AIM - Count how many lines contain the word "formule". Please give only the number.

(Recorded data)
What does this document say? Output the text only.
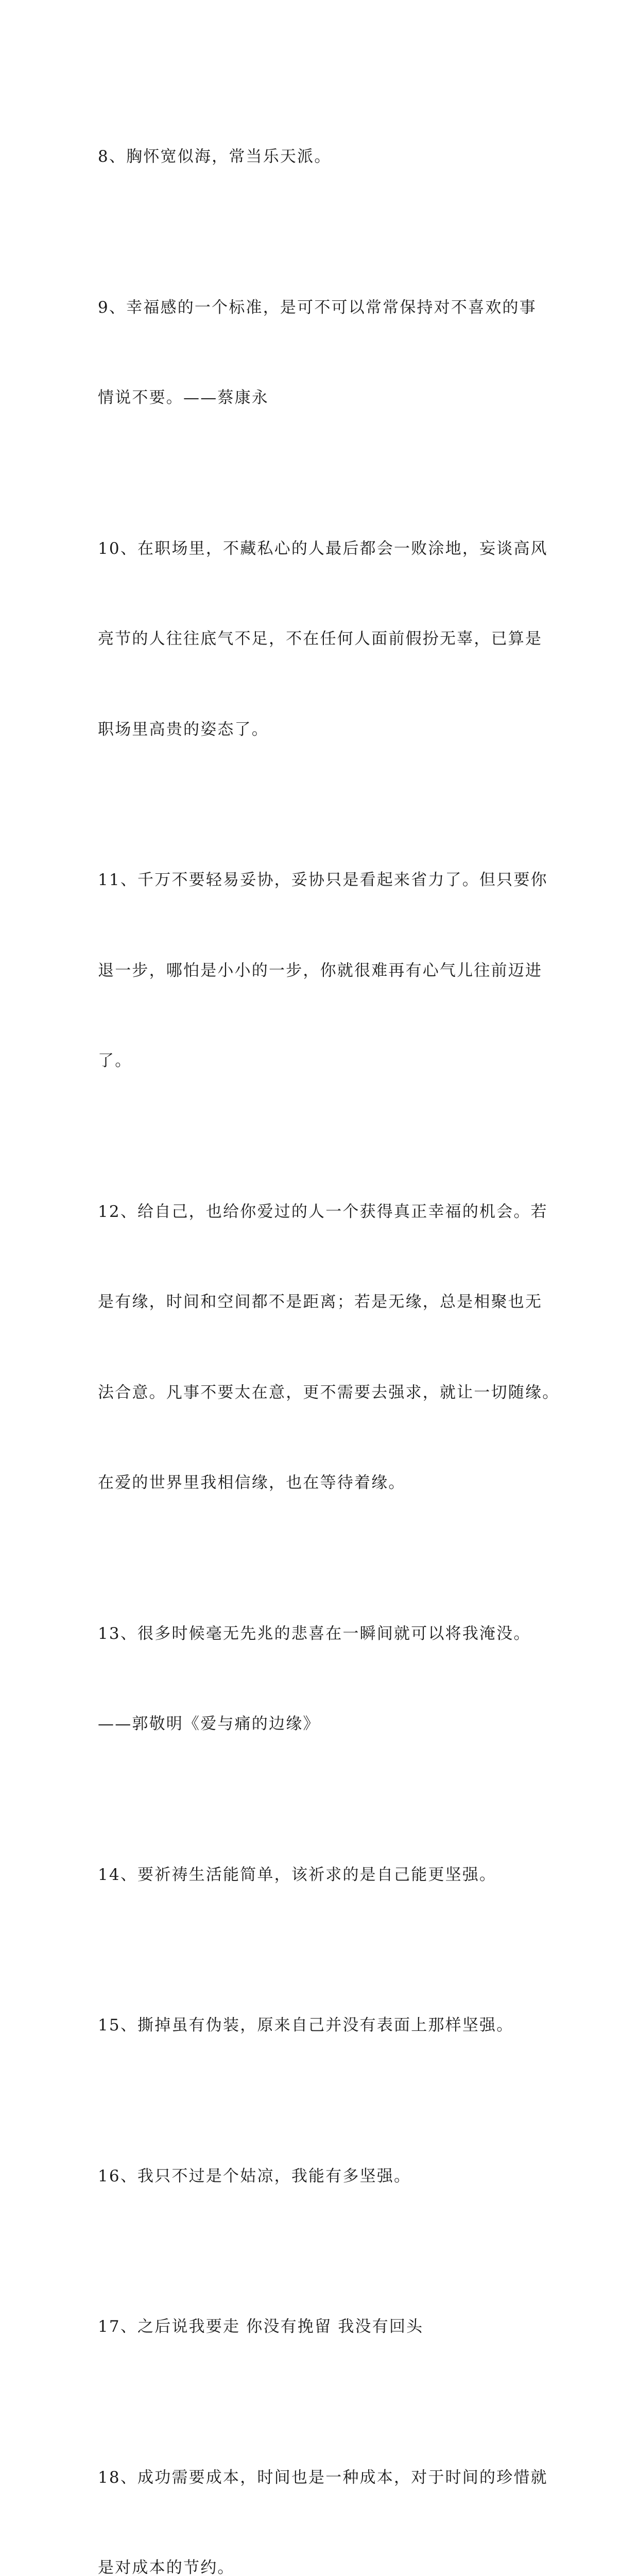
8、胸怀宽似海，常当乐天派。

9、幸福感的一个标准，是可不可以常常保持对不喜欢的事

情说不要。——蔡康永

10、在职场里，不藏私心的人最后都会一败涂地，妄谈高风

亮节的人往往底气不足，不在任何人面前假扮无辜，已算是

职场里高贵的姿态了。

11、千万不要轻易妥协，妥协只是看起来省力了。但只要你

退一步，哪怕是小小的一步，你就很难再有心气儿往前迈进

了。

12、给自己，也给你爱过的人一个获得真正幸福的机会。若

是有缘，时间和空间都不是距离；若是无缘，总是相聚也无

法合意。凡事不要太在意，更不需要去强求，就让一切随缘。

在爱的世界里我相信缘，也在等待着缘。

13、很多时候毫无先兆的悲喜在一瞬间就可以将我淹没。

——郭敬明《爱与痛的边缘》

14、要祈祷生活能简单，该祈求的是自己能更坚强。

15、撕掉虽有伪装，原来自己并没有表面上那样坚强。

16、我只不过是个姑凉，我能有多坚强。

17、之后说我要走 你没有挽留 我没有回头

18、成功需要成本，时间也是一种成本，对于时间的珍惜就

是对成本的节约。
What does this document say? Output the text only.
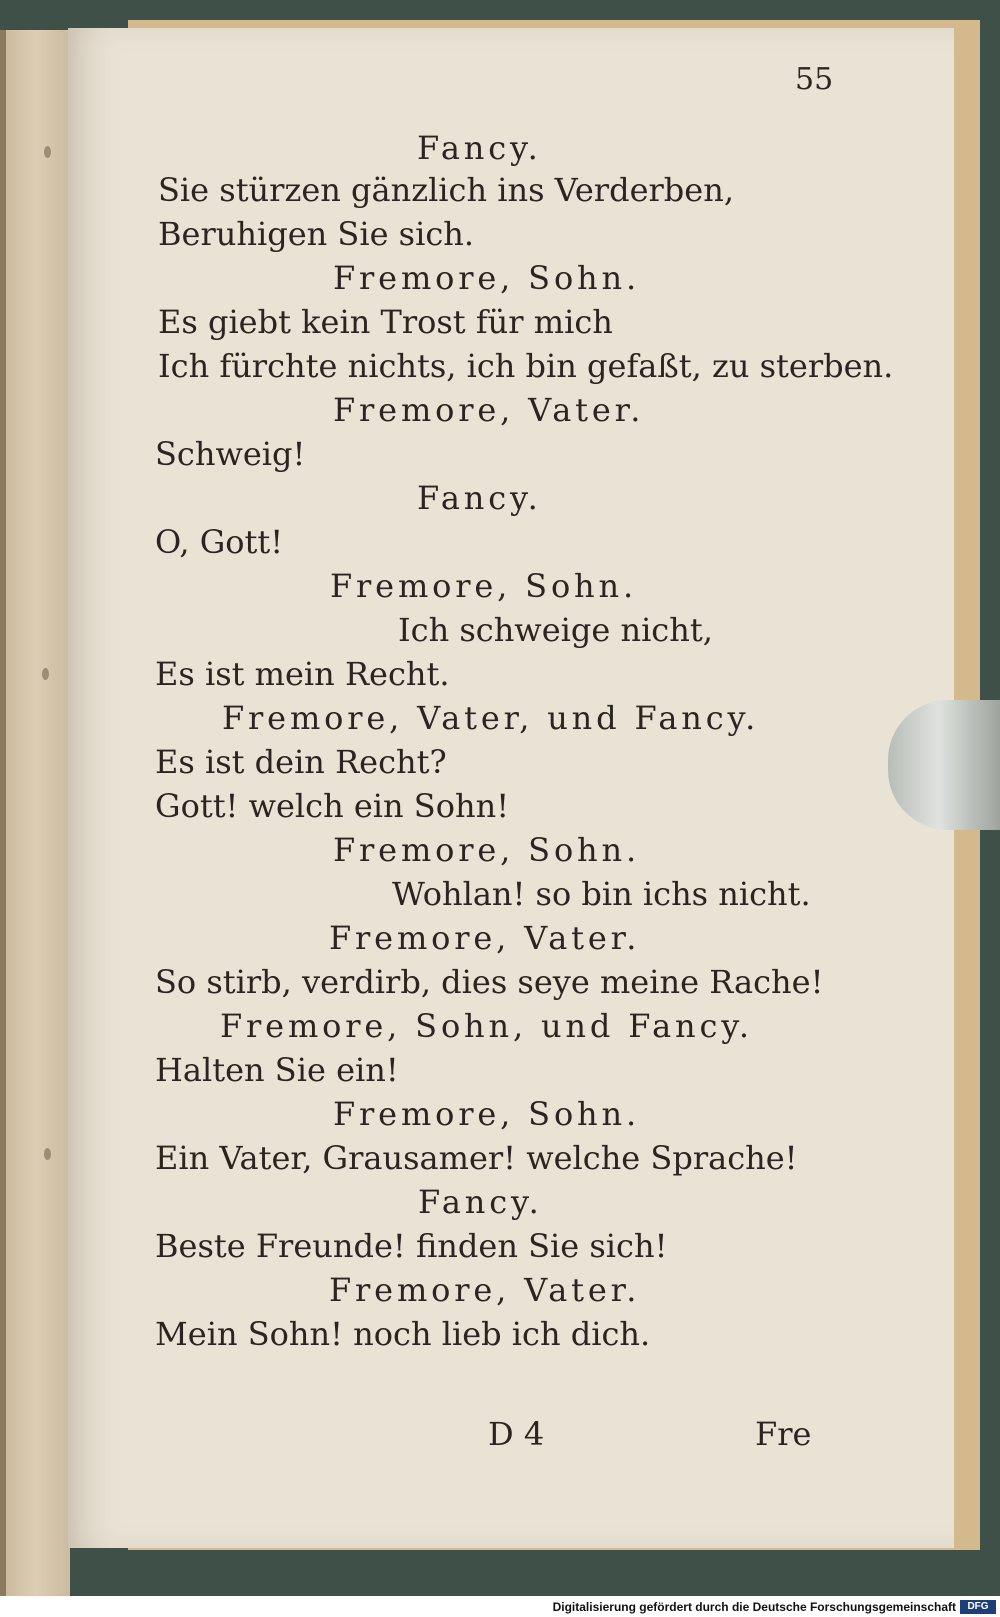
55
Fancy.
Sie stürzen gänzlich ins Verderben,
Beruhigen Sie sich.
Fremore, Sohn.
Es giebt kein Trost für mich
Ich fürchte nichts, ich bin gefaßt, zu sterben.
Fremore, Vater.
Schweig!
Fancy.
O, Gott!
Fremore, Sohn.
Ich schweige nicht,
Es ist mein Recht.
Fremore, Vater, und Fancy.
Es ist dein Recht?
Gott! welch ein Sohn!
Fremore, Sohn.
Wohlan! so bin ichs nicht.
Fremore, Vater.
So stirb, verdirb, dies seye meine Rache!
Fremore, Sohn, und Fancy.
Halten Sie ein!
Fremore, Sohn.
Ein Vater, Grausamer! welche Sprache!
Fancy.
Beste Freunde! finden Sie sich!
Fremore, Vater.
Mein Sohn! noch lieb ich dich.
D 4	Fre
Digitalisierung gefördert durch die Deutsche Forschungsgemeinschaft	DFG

--

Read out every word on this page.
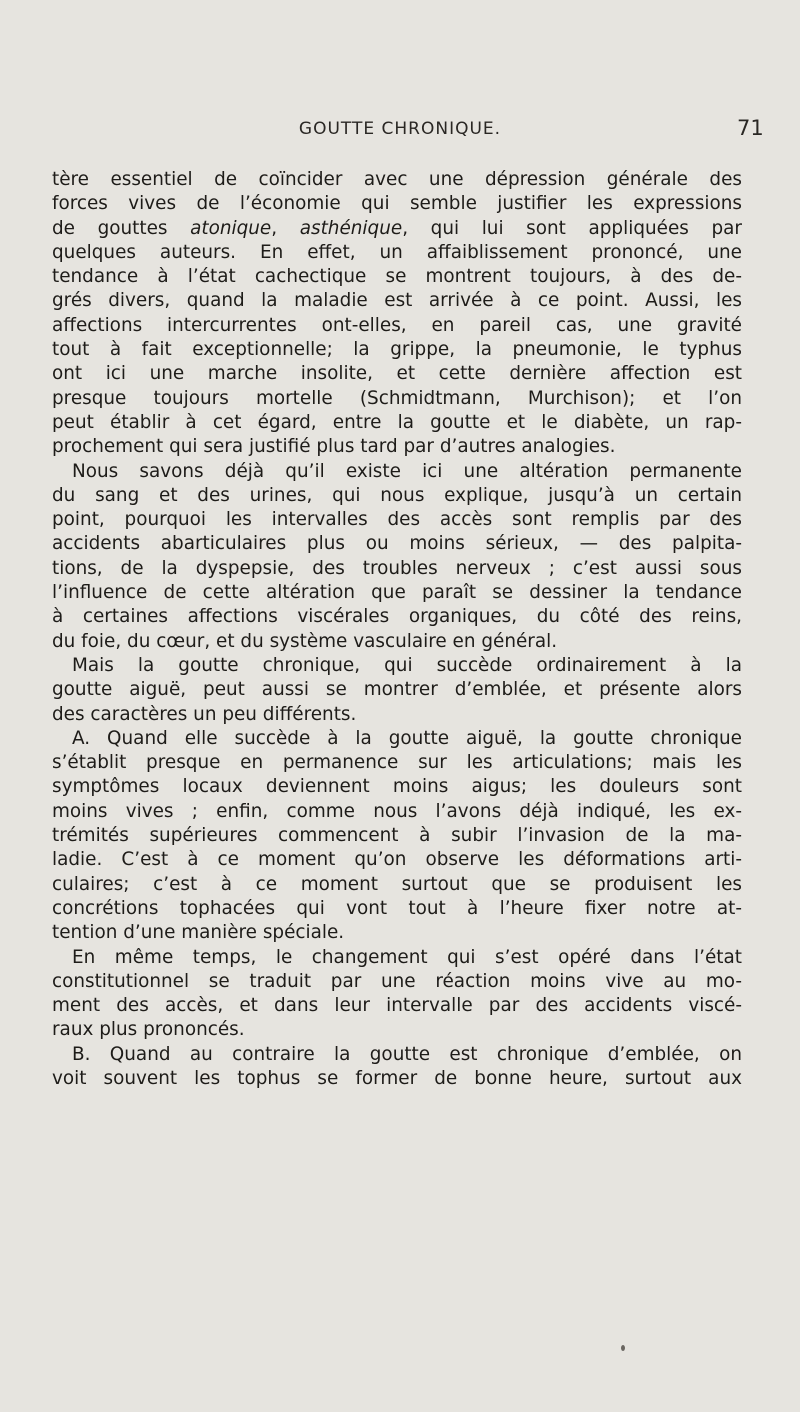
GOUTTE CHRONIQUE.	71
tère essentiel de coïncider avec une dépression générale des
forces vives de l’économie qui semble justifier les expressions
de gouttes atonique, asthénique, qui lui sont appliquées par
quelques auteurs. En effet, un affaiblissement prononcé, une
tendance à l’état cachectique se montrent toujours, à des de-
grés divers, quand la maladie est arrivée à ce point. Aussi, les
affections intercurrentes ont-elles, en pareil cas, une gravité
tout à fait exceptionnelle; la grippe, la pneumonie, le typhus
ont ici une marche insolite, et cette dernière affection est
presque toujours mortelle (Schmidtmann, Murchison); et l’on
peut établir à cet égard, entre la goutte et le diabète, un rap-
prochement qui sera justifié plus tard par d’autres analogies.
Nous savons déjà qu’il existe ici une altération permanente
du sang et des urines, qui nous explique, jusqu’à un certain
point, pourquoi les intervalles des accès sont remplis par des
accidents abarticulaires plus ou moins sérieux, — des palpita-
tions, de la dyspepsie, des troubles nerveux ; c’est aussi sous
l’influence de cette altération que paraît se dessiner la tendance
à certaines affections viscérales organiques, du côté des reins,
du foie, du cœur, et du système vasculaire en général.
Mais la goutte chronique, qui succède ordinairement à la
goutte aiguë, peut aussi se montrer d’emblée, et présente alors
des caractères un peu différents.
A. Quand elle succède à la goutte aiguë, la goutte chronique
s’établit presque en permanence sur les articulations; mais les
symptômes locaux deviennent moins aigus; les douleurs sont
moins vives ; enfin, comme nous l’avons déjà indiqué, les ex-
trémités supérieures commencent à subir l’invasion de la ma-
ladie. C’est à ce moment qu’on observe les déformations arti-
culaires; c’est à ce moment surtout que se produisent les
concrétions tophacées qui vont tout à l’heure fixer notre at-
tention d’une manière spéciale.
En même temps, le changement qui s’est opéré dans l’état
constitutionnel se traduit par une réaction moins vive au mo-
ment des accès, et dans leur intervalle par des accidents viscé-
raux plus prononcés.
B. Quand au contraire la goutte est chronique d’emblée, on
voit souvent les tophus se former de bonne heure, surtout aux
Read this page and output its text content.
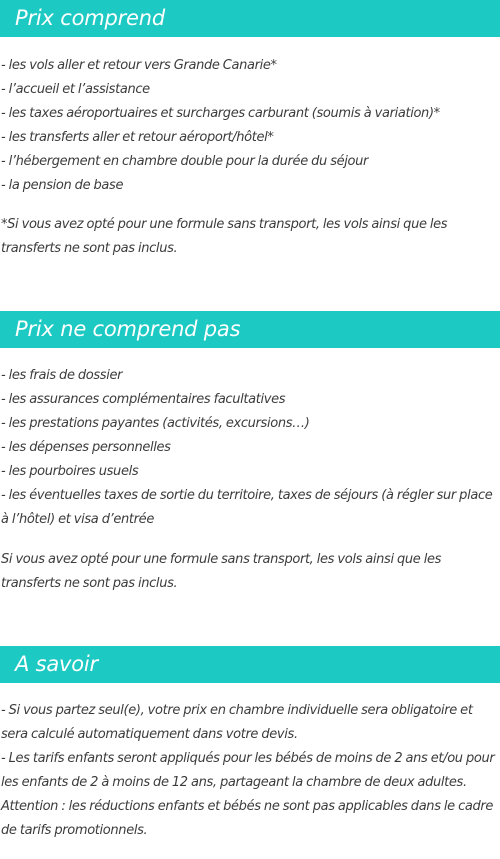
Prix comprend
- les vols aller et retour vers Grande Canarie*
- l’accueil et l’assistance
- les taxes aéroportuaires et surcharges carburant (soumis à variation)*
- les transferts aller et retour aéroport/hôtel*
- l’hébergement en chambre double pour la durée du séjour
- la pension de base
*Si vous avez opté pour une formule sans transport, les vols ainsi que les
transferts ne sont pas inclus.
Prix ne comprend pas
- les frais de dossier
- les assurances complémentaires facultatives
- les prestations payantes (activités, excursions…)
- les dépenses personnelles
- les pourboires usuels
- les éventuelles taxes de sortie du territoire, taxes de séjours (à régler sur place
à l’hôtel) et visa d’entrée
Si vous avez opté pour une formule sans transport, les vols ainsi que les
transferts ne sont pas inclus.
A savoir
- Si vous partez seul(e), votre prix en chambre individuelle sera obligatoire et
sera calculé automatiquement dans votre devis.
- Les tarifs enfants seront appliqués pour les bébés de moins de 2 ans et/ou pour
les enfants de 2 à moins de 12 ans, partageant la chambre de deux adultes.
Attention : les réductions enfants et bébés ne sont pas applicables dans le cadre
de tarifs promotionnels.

--

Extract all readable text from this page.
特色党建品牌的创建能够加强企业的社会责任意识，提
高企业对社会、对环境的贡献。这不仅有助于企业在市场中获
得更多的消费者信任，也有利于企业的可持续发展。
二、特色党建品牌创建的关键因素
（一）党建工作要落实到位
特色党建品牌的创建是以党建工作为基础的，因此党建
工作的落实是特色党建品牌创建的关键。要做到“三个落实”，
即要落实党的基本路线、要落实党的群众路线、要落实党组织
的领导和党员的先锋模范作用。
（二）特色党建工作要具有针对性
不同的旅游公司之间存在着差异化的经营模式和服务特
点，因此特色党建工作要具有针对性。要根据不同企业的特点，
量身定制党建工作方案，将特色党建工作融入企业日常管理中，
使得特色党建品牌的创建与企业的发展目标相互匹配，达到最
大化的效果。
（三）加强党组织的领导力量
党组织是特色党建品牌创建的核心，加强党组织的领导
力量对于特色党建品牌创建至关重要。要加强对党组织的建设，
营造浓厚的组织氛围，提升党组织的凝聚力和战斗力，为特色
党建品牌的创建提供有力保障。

ANSWER FOR THIS EXERCISE - 2